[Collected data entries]

-- Start --

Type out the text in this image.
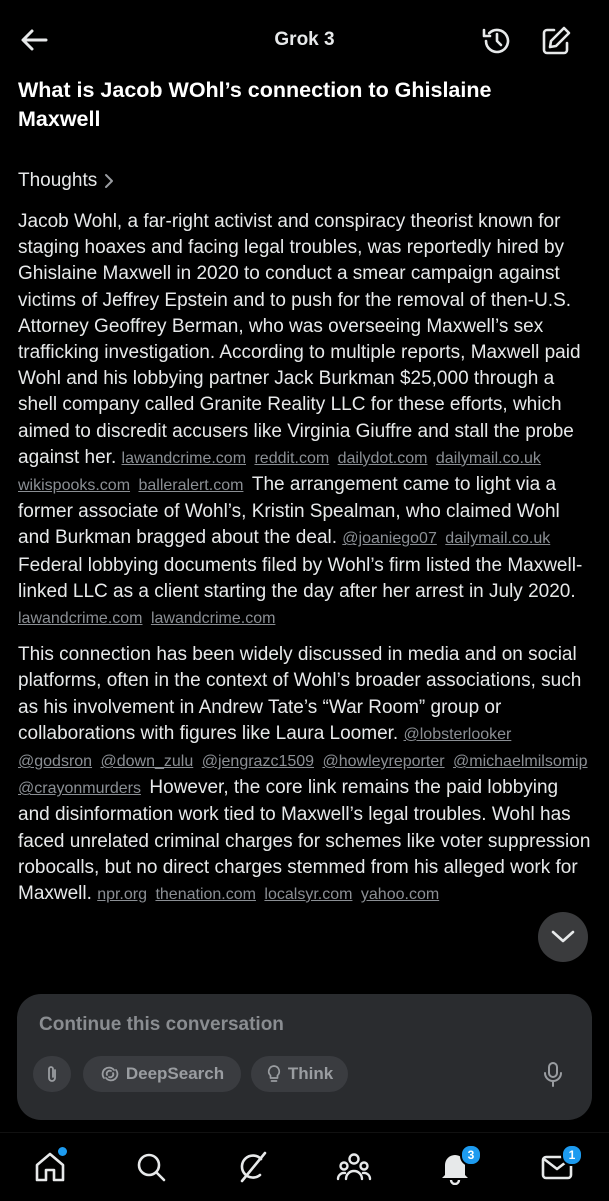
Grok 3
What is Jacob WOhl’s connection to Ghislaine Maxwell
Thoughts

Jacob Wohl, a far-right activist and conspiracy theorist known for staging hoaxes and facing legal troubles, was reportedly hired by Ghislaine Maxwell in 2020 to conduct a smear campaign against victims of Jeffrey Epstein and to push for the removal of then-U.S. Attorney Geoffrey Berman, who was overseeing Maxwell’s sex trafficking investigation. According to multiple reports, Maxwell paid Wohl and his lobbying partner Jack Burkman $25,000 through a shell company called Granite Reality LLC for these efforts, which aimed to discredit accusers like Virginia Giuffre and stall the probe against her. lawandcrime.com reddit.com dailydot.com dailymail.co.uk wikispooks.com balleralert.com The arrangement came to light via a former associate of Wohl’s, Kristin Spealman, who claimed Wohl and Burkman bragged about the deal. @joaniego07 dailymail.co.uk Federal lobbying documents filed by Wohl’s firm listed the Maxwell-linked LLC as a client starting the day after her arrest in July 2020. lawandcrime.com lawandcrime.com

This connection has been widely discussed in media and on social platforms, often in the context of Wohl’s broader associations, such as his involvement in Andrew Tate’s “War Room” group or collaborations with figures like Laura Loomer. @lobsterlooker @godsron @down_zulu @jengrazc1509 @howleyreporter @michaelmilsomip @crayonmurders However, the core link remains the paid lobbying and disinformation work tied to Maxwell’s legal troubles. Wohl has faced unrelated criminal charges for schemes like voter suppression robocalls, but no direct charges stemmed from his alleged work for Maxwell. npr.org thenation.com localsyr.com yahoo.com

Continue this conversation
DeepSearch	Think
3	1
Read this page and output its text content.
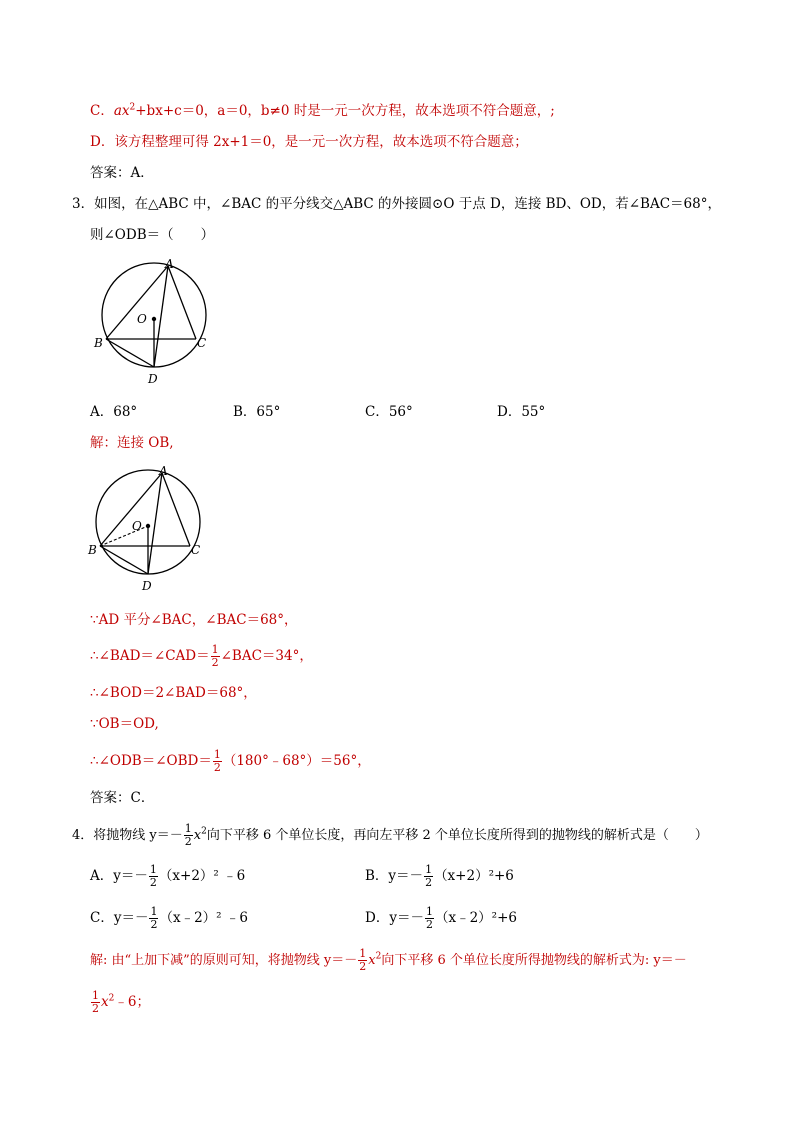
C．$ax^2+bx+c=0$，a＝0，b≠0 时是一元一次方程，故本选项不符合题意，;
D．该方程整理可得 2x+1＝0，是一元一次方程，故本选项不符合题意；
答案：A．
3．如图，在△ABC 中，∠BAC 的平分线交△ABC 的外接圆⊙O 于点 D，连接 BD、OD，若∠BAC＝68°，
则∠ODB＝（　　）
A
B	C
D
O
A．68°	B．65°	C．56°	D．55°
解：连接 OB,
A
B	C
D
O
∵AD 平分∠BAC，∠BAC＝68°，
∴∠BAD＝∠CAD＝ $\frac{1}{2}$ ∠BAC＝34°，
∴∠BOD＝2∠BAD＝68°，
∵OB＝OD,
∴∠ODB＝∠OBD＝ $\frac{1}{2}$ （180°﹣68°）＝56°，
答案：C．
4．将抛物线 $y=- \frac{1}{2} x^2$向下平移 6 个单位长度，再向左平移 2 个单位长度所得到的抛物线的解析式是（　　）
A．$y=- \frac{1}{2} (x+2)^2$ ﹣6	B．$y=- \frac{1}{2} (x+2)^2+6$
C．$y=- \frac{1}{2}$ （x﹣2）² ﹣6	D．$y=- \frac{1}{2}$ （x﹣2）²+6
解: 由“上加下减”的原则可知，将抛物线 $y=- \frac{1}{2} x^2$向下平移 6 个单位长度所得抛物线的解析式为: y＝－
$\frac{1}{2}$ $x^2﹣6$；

-- End --

== Do this ==
Where a line of the material above holds the string "向下平移", copy that line.

== Reply to the task ==
4．将抛物线 $y=- \frac{1}{2} x^2$向下平移 6 个单位长度，再向左平移 2 个单位长度所得到的抛物线的解析式是（　　）
解: 由“上加下减”的原则可知，将抛物线 $y=- \frac{1}{2} x^2$向下平移 6 个单位长度所得抛物线的解析式为: y＝－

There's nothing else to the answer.